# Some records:
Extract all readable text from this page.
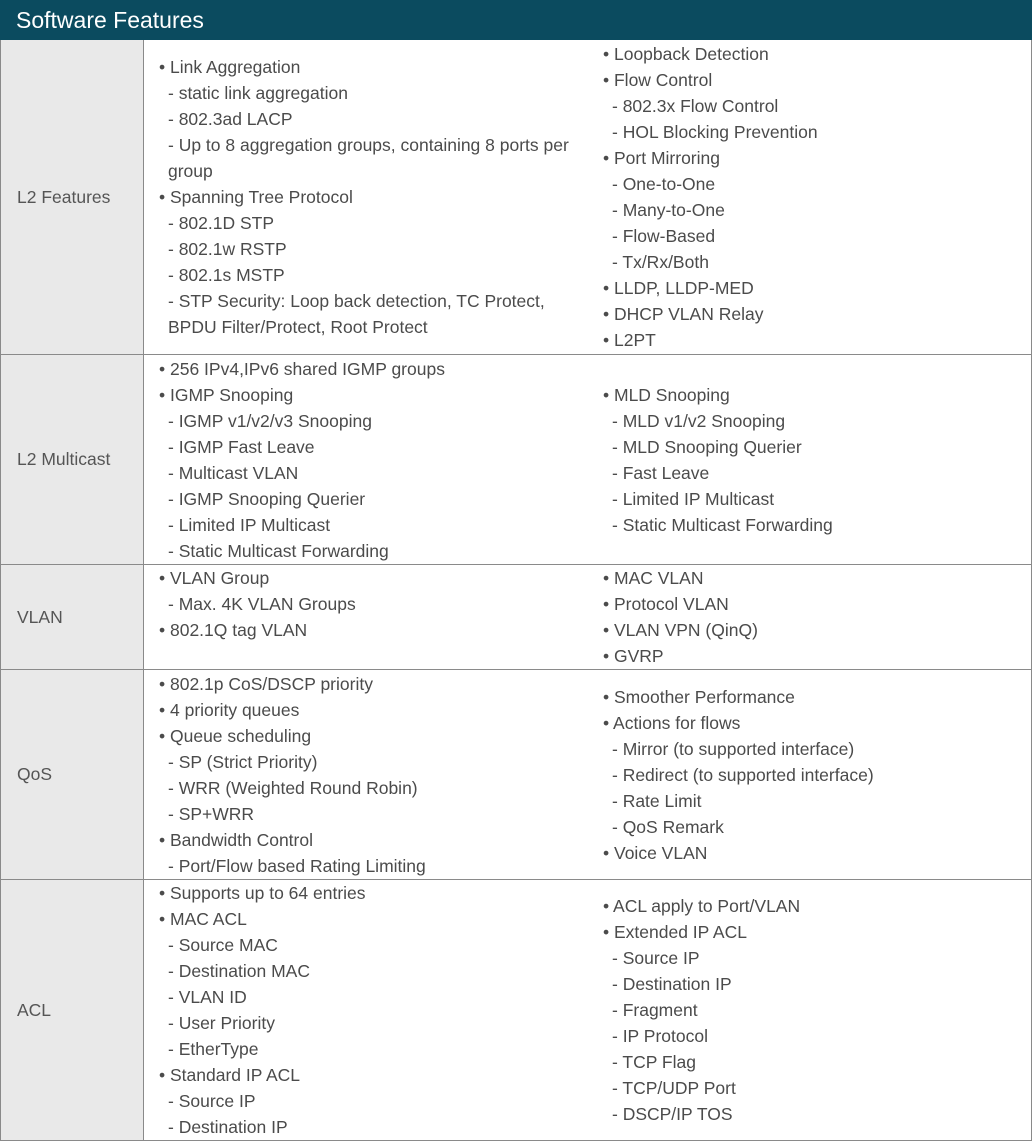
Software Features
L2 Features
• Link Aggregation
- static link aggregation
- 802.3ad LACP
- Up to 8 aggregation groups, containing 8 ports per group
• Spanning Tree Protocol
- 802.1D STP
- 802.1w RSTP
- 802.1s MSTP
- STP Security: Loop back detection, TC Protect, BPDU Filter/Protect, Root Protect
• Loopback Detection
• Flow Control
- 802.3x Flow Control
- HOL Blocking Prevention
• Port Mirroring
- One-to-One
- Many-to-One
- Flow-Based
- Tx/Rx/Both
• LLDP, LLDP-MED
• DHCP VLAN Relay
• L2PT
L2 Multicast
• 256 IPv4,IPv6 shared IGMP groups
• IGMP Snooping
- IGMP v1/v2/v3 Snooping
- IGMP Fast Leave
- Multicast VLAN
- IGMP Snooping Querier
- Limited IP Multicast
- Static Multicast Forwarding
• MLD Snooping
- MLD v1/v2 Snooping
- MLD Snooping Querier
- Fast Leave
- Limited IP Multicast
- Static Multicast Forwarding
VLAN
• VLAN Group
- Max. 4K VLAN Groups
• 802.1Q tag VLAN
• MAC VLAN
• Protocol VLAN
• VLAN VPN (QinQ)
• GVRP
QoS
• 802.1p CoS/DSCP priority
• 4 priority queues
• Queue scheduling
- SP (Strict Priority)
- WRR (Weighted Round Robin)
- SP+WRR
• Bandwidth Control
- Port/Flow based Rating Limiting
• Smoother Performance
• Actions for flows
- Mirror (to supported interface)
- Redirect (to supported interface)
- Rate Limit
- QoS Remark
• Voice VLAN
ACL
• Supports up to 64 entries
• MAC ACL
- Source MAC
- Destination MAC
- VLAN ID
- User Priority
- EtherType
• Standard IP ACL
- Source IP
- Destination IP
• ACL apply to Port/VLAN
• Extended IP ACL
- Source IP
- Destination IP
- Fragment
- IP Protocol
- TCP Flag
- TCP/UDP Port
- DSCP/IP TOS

# Goal:
Using the listing above, show every line that includes the string "VLAN".

# Worked answer:
• DHCP VLAN Relay
- Multicast VLAN
VLAN
• VLAN Group
- Max. 4K VLAN Groups
• 802.1Q tag VLAN
• MAC VLAN
• Protocol VLAN
• VLAN VPN (QinQ)
• Voice VLAN
- VLAN ID
• ACL apply to Port/VLAN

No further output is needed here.